REQUEST → In the data that follows, find the line containing "Transcribe the text in this document."; then quote that line and every line after it, exactly, through the last one.

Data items
------------------------
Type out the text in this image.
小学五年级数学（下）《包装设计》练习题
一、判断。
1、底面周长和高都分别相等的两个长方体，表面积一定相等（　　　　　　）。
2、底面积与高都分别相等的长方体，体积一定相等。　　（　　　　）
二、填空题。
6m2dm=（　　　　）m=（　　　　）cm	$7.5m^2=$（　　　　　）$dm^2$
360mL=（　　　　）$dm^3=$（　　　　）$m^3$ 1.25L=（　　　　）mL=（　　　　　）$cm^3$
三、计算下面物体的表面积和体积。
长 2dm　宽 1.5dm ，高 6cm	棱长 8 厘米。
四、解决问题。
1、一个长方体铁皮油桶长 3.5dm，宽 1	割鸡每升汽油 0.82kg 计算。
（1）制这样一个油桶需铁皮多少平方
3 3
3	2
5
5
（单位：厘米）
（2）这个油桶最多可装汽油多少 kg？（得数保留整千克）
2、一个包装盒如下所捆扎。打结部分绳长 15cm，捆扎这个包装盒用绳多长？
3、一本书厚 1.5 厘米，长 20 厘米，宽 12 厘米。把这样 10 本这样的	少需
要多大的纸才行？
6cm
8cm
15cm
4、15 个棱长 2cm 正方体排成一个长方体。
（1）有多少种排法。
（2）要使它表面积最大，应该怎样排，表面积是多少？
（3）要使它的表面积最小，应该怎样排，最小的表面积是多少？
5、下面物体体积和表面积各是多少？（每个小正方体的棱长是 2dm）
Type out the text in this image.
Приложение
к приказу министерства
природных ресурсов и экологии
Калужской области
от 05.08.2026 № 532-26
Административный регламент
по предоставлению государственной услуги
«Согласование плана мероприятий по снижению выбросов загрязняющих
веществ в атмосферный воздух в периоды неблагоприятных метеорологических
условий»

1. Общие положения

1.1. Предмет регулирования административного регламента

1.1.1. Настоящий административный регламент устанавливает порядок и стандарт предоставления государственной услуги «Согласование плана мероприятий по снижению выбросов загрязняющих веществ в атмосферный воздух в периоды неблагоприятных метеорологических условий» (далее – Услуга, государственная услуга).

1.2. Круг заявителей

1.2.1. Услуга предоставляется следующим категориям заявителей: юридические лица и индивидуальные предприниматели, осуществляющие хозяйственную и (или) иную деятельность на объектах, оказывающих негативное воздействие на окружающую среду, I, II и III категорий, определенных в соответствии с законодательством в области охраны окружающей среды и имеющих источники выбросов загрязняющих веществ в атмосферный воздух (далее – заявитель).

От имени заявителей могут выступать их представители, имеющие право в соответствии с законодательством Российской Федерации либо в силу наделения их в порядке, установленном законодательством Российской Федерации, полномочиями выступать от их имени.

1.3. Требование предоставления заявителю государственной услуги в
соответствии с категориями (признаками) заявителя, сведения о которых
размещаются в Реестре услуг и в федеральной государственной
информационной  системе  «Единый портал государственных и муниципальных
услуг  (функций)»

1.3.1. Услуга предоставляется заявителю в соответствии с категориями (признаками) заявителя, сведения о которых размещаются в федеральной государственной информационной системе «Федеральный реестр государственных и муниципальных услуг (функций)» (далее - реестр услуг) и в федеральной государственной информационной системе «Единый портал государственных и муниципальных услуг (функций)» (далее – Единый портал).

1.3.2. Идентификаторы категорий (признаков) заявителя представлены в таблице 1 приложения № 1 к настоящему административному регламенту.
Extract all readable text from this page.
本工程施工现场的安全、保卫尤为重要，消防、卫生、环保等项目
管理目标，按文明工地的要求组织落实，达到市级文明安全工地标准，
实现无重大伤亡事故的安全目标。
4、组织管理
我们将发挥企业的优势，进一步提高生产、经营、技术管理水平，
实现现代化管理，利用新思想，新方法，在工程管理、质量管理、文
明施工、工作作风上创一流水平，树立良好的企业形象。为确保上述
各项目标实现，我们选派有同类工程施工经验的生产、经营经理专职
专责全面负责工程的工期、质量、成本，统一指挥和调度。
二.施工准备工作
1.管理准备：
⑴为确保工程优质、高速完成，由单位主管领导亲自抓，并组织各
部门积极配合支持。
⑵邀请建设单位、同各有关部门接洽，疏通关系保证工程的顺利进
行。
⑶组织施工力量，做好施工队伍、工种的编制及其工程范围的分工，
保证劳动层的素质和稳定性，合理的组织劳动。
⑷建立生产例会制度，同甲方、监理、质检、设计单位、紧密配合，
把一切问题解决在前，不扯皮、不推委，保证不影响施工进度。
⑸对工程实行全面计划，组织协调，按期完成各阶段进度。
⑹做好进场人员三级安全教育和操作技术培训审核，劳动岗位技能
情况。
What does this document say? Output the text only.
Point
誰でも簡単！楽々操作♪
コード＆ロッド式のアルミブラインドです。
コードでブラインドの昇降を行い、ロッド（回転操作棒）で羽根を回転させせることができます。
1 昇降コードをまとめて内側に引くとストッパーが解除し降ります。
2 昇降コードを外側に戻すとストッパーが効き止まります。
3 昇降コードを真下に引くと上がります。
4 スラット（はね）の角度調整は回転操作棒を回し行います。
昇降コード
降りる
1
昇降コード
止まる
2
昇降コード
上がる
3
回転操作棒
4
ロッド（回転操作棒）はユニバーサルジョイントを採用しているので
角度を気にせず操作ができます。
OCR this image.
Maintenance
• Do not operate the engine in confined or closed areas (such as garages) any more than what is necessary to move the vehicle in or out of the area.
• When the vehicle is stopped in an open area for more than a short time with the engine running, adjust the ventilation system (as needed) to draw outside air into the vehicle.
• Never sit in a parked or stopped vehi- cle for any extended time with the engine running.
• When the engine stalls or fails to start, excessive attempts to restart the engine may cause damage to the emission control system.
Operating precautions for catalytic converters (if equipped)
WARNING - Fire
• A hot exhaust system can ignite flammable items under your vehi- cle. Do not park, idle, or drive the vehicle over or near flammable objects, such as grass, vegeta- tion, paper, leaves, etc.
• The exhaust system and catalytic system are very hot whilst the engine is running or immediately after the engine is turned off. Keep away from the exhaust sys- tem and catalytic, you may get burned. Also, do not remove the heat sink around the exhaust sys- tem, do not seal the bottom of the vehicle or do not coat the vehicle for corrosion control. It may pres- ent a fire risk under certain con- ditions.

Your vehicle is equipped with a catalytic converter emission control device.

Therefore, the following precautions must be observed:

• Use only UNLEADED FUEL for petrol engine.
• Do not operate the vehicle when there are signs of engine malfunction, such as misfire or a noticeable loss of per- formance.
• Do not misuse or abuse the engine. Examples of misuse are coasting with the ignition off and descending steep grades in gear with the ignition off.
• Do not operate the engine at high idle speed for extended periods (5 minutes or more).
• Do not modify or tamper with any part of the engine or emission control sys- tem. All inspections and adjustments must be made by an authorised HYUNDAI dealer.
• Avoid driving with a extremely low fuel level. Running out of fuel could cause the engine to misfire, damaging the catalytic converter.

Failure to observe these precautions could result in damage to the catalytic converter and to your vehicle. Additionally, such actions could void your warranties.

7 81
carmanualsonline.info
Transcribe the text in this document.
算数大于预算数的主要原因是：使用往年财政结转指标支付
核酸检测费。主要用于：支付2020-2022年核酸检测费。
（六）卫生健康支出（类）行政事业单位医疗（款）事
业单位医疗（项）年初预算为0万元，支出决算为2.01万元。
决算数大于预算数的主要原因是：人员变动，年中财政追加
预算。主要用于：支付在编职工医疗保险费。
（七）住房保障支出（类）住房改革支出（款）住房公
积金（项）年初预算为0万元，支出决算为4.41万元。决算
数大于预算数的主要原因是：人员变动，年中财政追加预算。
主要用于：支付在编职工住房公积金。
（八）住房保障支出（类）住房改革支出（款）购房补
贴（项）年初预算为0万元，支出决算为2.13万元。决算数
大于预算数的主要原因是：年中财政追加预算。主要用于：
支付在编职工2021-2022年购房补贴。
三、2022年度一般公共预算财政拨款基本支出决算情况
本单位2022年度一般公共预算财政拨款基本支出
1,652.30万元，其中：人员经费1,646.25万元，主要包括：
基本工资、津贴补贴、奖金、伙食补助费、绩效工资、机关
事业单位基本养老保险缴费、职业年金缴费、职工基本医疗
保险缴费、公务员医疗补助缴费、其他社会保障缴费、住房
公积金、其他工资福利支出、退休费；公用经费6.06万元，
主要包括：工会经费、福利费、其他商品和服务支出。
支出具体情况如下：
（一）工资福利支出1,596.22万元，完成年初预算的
------------------------
TASK ANSWER →
Transcribe the text in this document.
算数大于预算数的主要原因是：使用往年财政结转指标支付
核酸检测费。主要用于：支付2020-2022年核酸检测费。
（六）卫生健康支出（类）行政事业单位医疗（款）事
业单位医疗（项）年初预算为0万元，支出决算为2.01万元。
决算数大于预算数的主要原因是：人员变动，年中财政追加
预算。主要用于：支付在编职工医疗保险费。
（七）住房保障支出（类）住房改革支出（款）住房公
积金（项）年初预算为0万元，支出决算为4.41万元。决算
数大于预算数的主要原因是：人员变动，年中财政追加预算。
主要用于：支付在编职工住房公积金。
（八）住房保障支出（类）住房改革支出（款）购房补
贴（项）年初预算为0万元，支出决算为2.13万元。决算数
大于预算数的主要原因是：年中财政追加预算。主要用于：
支付在编职工2021-2022年购房补贴。
三、2022年度一般公共预算财政拨款基本支出决算情况
本单位2022年度一般公共预算财政拨款基本支出
1,652.30万元，其中：人员经费1,646.25万元，主要包括：
基本工资、津贴补贴、奖金、伙食补助费、绩效工资、机关
事业单位基本养老保险缴费、职业年金缴费、职工基本医疗
保险缴费、公务员医疗补助缴费、其他社会保障缴费、住房
公积金、其他工资福利支出、退休费；公用经费6.06万元，
主要包括：工会经费、福利费、其他商品和服务支出。
支出具体情况如下：
（一）工资福利支出1,596.22万元，完成年初预算的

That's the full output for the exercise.